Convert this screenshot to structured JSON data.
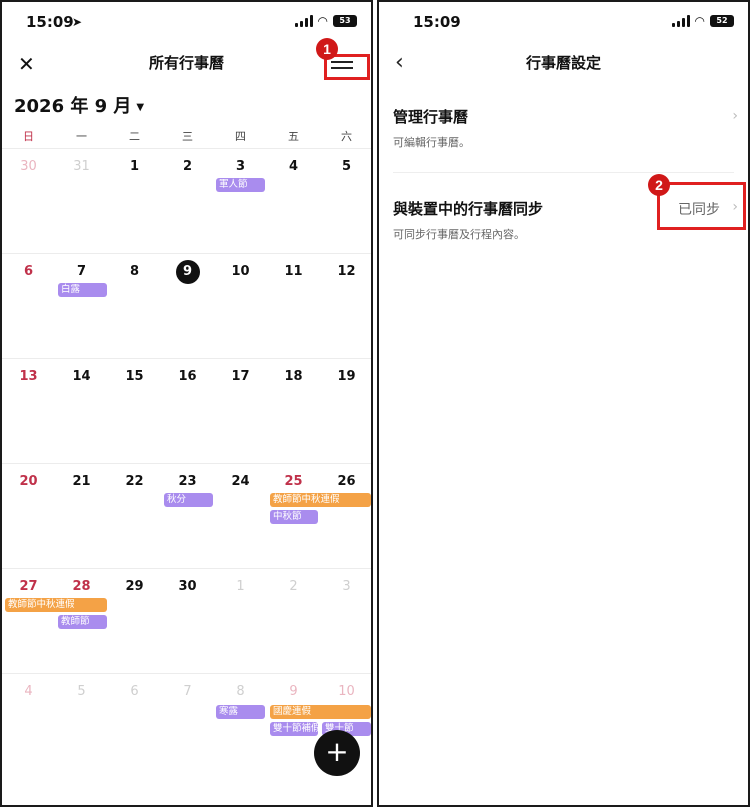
{
  "left": {
    "status": {
      "time": "15:09",
      "battery": "53"
    },
    "header": {
      "title": "所有行事曆",
      "close_icon": "close-icon",
      "menu_icon": "menu-icon"
    },
    "annotation_badge": "1",
    "month_label": "2026 年 9 月",
    "weekdays": [
      "日",
      "一",
      "二",
      "三",
      "四",
      "五",
      "六"
    ],
    "weeks": [
      [
        "30",
        "31",
        "1",
        "2",
        "3",
        "4",
        "5"
      ],
      [
        "6",
        "7",
        "8",
        "9",
        "10",
        "11",
        "12"
      ],
      [
        "13",
        "14",
        "15",
        "16",
        "17",
        "18",
        "19"
      ],
      [
        "20",
        "21",
        "22",
        "23",
        "24",
        "25",
        "26"
      ],
      [
        "27",
        "28",
        "29",
        "30",
        "1",
        "2",
        "3"
      ],
      [
        "4",
        "5",
        "6",
        "7",
        "8",
        "9",
        "10"
      ]
    ],
    "today": "9",
    "events": {
      "armed_forces_day": "軍人節",
      "white_dew": "白露",
      "autumn_equinox": "秋分",
      "teachers_day_holiday": "教師節中秋連假",
      "mid_autumn": "中秋節",
      "teachers_day_holiday_2": "教師節中秋連假",
      "teachers_day": "教師節",
      "cold_dew": "寒露",
      "national_day_holiday": "國慶連假",
      "double_ten_makeup": "雙十節補假",
      "double_ten": "雙十節"
    },
    "add_button": "+"
  },
  "right": {
    "status": {
      "time": "15:09",
      "battery": "52"
    },
    "header": {
      "title": "行事曆設定",
      "back_icon": "chevron-left-icon"
    },
    "manage": {
      "title": "管理行事曆",
      "subtitle": "可編輯行事曆。"
    },
    "sync": {
      "title": "與裝置中的行事曆同步",
      "subtitle": "可同步行事曆及行程內容。",
      "value": "已同步"
    },
    "annotation_badge": "2"
  },
  "colors": {
    "event_purple": "#a98cee",
    "event_orange": "#f4a246",
    "holiday_red": "#c0314a",
    "annotation_red": "#e02020"
  }
}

Job
Pick out every line above that contains the word "icon" and copy it.

Answer to this task
      "close_icon": "close-icon",
      "menu_icon": "menu-icon"
      "back_icon": "chevron-left-icon"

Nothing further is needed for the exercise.